» READING PASSAGE:
###
And it's like, I don't know, like, it was influenced by some fucking Marilyn Manson song from whatever, 2005.

That would suck.

And

I feel like there's two ways that AI is going to make a change.

One is it's going to compete

and the other is that it's going to enable existing artists to be more effective.

And it's a case of whether or not the

for you.

Your channel may be replaced by Rick Beato AI, but yeah, which would be great because you could retire.

But also also, it's enabling you to stay ahead.

So it's a case of: are people going to use the tools in order to keep the competitive advantage over to them?

And how much is the competition going to come through?

There's a there's a program called 11 Labs that I use.
###
» YOUR GOAL:
Please answer these from the conversation transcript about AI:
(a) What two ways does the speaker say AI is going to make a change?
(b) What is the name of the program the speaker says they use?
(c) What year is given for the Marilyn Manson song?

» GIVEN DATA:
###
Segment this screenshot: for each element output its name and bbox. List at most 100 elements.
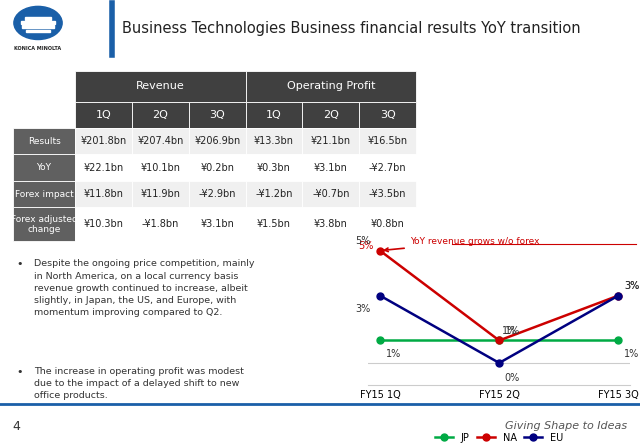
###
» SOLUTION FOR THIS EXERCISE:
(a) It is going to compete, and it is going to enable existing artists to be more effective.
(b) 11 Labs.
(c) 2005.